WHAT YOU SHOULD DO -> Look through the records that follow. Copy every line containing the word "stone".

RECORDS FOR THIS TASK ->
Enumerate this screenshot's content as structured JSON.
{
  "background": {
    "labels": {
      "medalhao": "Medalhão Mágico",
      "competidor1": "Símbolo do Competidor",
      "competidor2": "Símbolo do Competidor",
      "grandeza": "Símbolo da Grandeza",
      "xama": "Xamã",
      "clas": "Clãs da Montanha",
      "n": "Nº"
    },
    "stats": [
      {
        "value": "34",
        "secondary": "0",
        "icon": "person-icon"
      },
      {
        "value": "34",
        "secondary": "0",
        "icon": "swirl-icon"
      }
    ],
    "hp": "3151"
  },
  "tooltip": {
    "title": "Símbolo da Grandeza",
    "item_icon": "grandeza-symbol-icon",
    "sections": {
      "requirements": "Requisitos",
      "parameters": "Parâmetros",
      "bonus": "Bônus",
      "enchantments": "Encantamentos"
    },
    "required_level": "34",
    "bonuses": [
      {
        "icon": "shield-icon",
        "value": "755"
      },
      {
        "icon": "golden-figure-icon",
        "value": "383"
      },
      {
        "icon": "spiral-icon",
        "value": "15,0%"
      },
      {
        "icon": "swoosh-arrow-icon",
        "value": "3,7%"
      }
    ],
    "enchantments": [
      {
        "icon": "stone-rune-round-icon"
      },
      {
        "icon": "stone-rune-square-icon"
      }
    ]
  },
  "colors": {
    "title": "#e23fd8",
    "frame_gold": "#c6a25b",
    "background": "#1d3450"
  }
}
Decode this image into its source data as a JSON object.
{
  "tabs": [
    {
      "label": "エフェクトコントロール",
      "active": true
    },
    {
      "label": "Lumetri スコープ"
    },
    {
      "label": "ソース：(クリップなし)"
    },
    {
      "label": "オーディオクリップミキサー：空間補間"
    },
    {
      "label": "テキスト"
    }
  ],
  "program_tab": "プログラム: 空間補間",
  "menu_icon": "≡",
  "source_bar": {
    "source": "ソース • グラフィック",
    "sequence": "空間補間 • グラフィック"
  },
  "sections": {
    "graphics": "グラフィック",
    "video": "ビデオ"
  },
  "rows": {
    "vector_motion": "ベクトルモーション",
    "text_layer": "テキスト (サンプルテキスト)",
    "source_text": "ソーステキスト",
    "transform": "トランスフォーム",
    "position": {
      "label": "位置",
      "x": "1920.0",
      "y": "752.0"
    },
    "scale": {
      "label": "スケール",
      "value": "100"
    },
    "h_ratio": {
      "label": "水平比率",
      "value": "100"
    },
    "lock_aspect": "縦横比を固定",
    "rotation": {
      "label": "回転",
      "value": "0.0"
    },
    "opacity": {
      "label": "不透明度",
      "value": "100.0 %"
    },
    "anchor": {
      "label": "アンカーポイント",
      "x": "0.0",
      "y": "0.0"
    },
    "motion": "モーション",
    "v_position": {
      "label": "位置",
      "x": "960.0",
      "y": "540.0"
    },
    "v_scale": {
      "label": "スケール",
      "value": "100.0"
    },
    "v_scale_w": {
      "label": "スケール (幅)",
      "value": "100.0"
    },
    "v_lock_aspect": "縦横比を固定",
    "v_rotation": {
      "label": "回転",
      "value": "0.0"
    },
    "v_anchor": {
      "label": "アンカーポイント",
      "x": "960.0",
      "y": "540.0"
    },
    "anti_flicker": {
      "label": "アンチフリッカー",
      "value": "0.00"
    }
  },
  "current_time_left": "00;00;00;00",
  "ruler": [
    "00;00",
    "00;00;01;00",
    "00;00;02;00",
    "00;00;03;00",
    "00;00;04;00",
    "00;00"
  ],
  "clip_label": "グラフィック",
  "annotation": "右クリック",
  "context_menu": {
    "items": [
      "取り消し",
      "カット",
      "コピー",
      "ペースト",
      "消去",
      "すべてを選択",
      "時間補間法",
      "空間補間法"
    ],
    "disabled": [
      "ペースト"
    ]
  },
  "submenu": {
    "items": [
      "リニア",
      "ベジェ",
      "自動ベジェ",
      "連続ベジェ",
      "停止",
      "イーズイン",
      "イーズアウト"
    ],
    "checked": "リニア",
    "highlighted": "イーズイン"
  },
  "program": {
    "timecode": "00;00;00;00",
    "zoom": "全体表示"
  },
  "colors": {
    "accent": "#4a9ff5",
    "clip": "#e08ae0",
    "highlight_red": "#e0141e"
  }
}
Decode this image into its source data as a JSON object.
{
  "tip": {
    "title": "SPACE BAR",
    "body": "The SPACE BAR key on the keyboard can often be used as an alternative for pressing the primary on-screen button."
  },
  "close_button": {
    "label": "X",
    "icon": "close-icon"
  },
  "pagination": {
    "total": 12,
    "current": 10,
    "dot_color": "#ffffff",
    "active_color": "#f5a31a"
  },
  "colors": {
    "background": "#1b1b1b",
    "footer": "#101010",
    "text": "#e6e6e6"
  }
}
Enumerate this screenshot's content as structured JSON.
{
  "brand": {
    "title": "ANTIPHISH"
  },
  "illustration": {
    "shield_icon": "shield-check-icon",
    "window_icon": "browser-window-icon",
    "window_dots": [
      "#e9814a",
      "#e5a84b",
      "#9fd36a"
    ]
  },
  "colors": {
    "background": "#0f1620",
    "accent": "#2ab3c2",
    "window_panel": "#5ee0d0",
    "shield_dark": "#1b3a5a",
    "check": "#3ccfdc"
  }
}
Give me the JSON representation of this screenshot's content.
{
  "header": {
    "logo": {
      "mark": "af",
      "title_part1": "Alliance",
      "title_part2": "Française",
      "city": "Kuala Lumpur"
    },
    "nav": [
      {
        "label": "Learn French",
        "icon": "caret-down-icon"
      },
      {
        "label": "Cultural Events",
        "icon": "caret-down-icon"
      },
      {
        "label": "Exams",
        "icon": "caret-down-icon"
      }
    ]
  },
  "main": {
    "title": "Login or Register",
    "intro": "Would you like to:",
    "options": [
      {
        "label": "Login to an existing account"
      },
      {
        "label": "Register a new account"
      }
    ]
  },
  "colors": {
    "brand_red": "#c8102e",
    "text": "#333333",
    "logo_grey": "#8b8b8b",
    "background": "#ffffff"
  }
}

ANSWER TO THE TASK ->
        "icon": "stone-rune-round-icon"
        "icon": "stone-rune-square-icon"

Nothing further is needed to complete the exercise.